▶ _Aim of the task_
Pictures are not part of the copy; repeat everything else in the records exactly.

>>>>

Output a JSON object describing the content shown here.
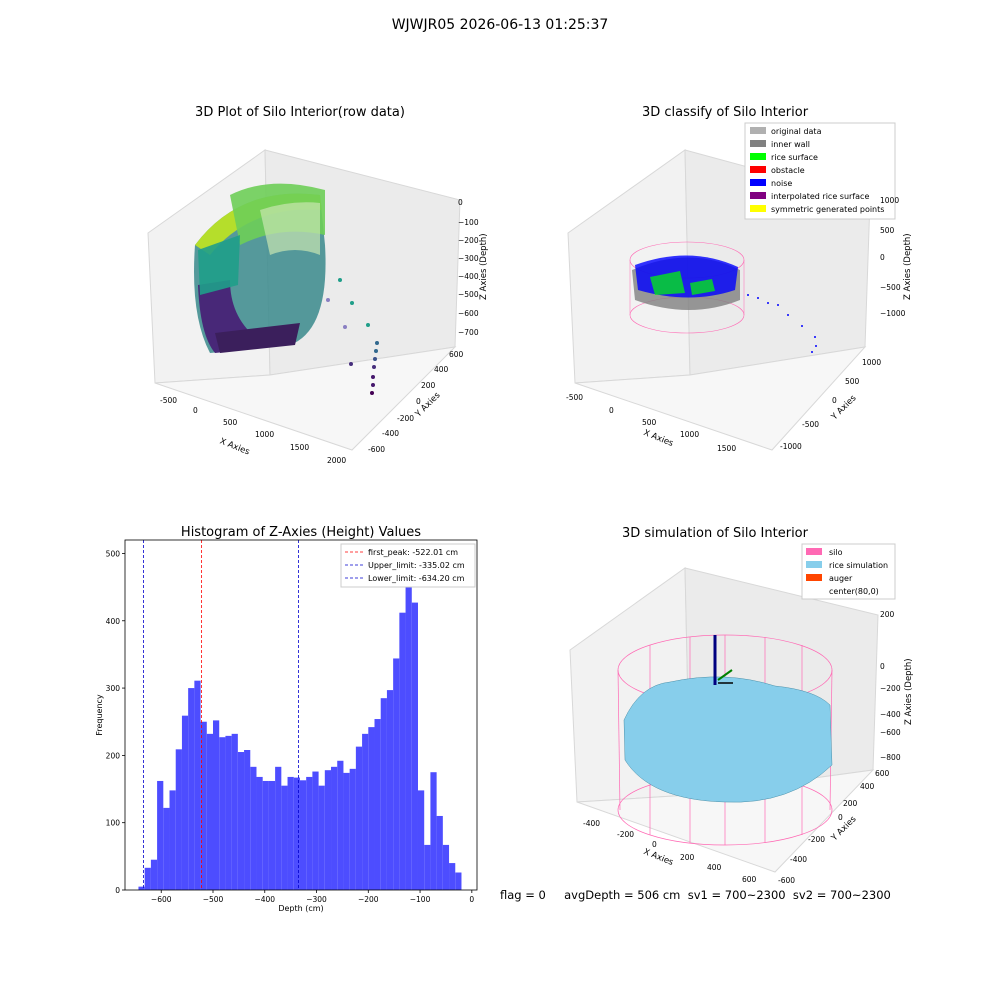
{
  "figure": {
    "title": "WJWJR05 2026-06-13 01:25:37"
  },
  "status": {
    "text": "flag = 0     avgDepth = 506 cm  sv1 = 700~2300  sv2 = 700~2300"
  },
  "colors": {
    "histogram_bar": "#4d4dff",
    "first_peak_line": "#ff0000",
    "limit_line": "#0000cc",
    "silo": "#ff69b4",
    "rice_simulation": "#87ceeb",
    "auger": "#ff4500",
    "noise": "#0000ff",
    "rice_surface": "#00ff00"
  },
  "panel_tl": {
    "title": "3D Plot of Silo Interior(row data)",
    "xlabel": "X Axies",
    "ylabel": "Y Axies",
    "zlabel": "Z Axies (Depth)",
    "xticks": [
      "-500",
      "0",
      "500",
      "1000",
      "1500",
      "2000"
    ],
    "yticks": [
      "-600",
      "-400",
      "-200",
      "0",
      "200",
      "400",
      "600"
    ],
    "zticks": [
      "0",
      "−100",
      "−200",
      "−300",
      "−400",
      "−500",
      "−600",
      "−700"
    ]
  },
  "panel_tr": {
    "title": "3D classify of Silo Interior",
    "xlabel": "X Axies",
    "ylabel": "Y Axies",
    "zlabel": "Z Axies (Depth)",
    "xticks": [
      "-500",
      "0",
      "500",
      "1000",
      "1500"
    ],
    "yticks": [
      "-1000",
      "-500",
      "0",
      "500",
      "1000"
    ],
    "zticks": [
      "1000",
      "500",
      "0",
      "−500",
      "−1000"
    ],
    "legend": [
      {
        "label": "original data",
        "color": "#b0b0b0"
      },
      {
        "label": "inner wall",
        "color": "#808080"
      },
      {
        "label": "rice surface",
        "color": "#00ff00"
      },
      {
        "label": "obstacle",
        "color": "#ff0000"
      },
      {
        "label": "noise",
        "color": "#0000ff"
      },
      {
        "label": "interpolated rice surface",
        "color": "#800080"
      },
      {
        "label": "symmetric generated points",
        "color": "#ffff00"
      }
    ]
  },
  "panel_br": {
    "title": "3D simulation of Silo Interior",
    "xlabel": "X Axies",
    "ylabel": "Y Axies",
    "zlabel": "Z Axies (Depth)",
    "xticks": [
      "-400",
      "-200",
      "0",
      "200",
      "400",
      "600"
    ],
    "yticks": [
      "-600",
      "-400",
      "-200",
      "0",
      "200",
      "400",
      "600"
    ],
    "zticks": [
      "200",
      "0",
      "−200",
      "−400",
      "−600",
      "−800"
    ],
    "legend": [
      {
        "label": "silo",
        "color": "#ff69b4"
      },
      {
        "label": "rice simulation",
        "color": "#87ceeb"
      },
      {
        "label": "auger",
        "color": "#ff4500"
      },
      {
        "label": "center(80,0)",
        "color": ""
      }
    ]
  },
  "chart_data": [
    {
      "type": "bar",
      "title": "Histogram of Z-Axies (Height) Values",
      "xlabel": "Depth (cm)",
      "ylabel": "Frequency",
      "xlim": [
        -670,
        10
      ],
      "ylim": [
        0,
        520
      ],
      "xticks": [
        -600,
        -500,
        -400,
        -300,
        -200,
        -100,
        0
      ],
      "yticks": [
        0,
        100,
        200,
        300,
        400,
        500
      ],
      "bin_start": -644,
      "bin_width": 12,
      "values": [
        5,
        33,
        45,
        162,
        122,
        148,
        209,
        259,
        300,
        311,
        250,
        232,
        252,
        227,
        229,
        232,
        205,
        208,
        183,
        168,
        162,
        162,
        183,
        155,
        168,
        167,
        163,
        168,
        176,
        155,
        178,
        183,
        192,
        174,
        180,
        213,
        232,
        242,
        254,
        285,
        297,
        344,
        412,
        505,
        427,
        148,
        67,
        175,
        110,
        67,
        40,
        26
      ],
      "vlines": [
        {
          "x": -522.01,
          "label": "first_peak: -522.01 cm",
          "color": "#ff0000"
        },
        {
          "x": -335.02,
          "label": "Upper_limit: -335.02 cm",
          "color": "#0000cc"
        },
        {
          "x": -634.2,
          "label": "Lower_limit: -634.20 cm",
          "color": "#0000cc"
        }
      ],
      "legend_position": "top-right",
      "grid": false
    }
  ]
}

<<<<

▶ _Answer to the exercise_
Output a JSON object describing the content shown here.
{
  "figure": {
    "title": "WJWJR05 2026-06-13 01:25:37"
  },
  "status": {
    "text": "flag = 0     avgDepth = 506 cm  sv1 = 700~2300  sv2 = 700~2300"
  },
  "colors": {
    "histogram_bar": "#4d4dff",
    "first_peak_line": "#ff0000",
    "limit_line": "#0000cc",
    "silo": "#ff69b4",
    "rice_simulation": "#87ceeb",
    "auger": "#ff4500",
    "noise": "#0000ff",
    "rice_surface": "#00ff00"
  },
  "panel_tl": {
    "title": "3D Plot of Silo Interior(row data)",
    "xlabel": "X Axies",
    "ylabel": "Y Axies",
    "zlabel": "Z Axies (Depth)",
    "xticks": [
      "-500",
      "0",
      "500",
      "1000",
      "1500",
      "2000"
    ],
    "yticks": [
      "-600",
      "-400",
      "-200",
      "0",
      "200",
      "400",
      "600"
    ],
    "zticks": [
      "0",
      "−100",
      "−200",
      "−300",
      "−400",
      "−500",
      "−600",
      "−700"
    ]
  },
  "panel_tr": {
    "title": "3D classify of Silo Interior",
    "xlabel": "X Axies",
    "ylabel": "Y Axies",
    "zlabel": "Z Axies (Depth)",
    "xticks": [
      "-500",
      "0",
      "500",
      "1000",
      "1500"
    ],
    "yticks": [
      "-1000",
      "-500",
      "0",
      "500",
      "1000"
    ],
    "zticks": [
      "1000",
      "500",
      "0",
      "−500",
      "−1000"
    ],
    "legend": [
      {
        "label": "original data",
        "color": "#b0b0b0"
      },
      {
        "label": "inner wall",
        "color": "#808080"
      },
      {
        "label": "rice surface",
        "color": "#00ff00"
      },
      {
        "label": "obstacle",
        "color": "#ff0000"
      },
      {
        "label": "noise",
        "color": "#0000ff"
      },
      {
        "label": "interpolated rice surface",
        "color": "#800080"
      },
      {
        "label": "symmetric generated points",
        "color": "#ffff00"
      }
    ]
  },
  "panel_br": {
    "title": "3D simulation of Silo Interior",
    "xlabel": "X Axies",
    "ylabel": "Y Axies",
    "zlabel": "Z Axies (Depth)",
    "xticks": [
      "-400",
      "-200",
      "0",
      "200",
      "400",
      "600"
    ],
    "yticks": [
      "-600",
      "-400",
      "-200",
      "0",
      "200",
      "400",
      "600"
    ],
    "zticks": [
      "200",
      "0",
      "−200",
      "−400",
      "−600",
      "−800"
    ],
    "legend": [
      {
        "label": "silo",
        "color": "#ff69b4"
      },
      {
        "label": "rice simulation",
        "color": "#87ceeb"
      },
      {
        "label": "auger",
        "color": "#ff4500"
      },
      {
        "label": "center(80,0)",
        "color": ""
      }
    ]
  },
  "chart_data": [
    {
      "type": "bar",
      "title": "Histogram of Z-Axies (Height) Values",
      "xlabel": "Depth (cm)",
      "ylabel": "Frequency",
      "xlim": [
        -670,
        10
      ],
      "ylim": [
        0,
        520
      ],
      "xticks": [
        -600,
        -500,
        -400,
        -300,
        -200,
        -100,
        0
      ],
      "yticks": [
        0,
        100,
        200,
        300,
        400,
        500
      ],
      "bin_start": -644,
      "bin_width": 12,
      "values": [
        5,
        33,
        45,
        162,
        122,
        148,
        209,
        259,
        300,
        311,
        250,
        232,
        252,
        227,
        229,
        232,
        205,
        208,
        183,
        168,
        162,
        162,
        183,
        155,
        168,
        167,
        163,
        168,
        176,
        155,
        178,
        183,
        192,
        174,
        180,
        213,
        232,
        242,
        254,
        285,
        297,
        344,
        412,
        505,
        427,
        148,
        67,
        175,
        110,
        67,
        40,
        26
      ],
      "vlines": [
        {
          "x": -522.01,
          "label": "first_peak: -522.01 cm",
          "color": "#ff0000"
        },
        {
          "x": -335.02,
          "label": "Upper_limit: -335.02 cm",
          "color": "#0000cc"
        },
        {
          "x": -634.2,
          "label": "Lower_limit: -634.20 cm",
          "color": "#0000cc"
        }
      ],
      "legend_position": "top-right",
      "grid": false
    }
  ]
}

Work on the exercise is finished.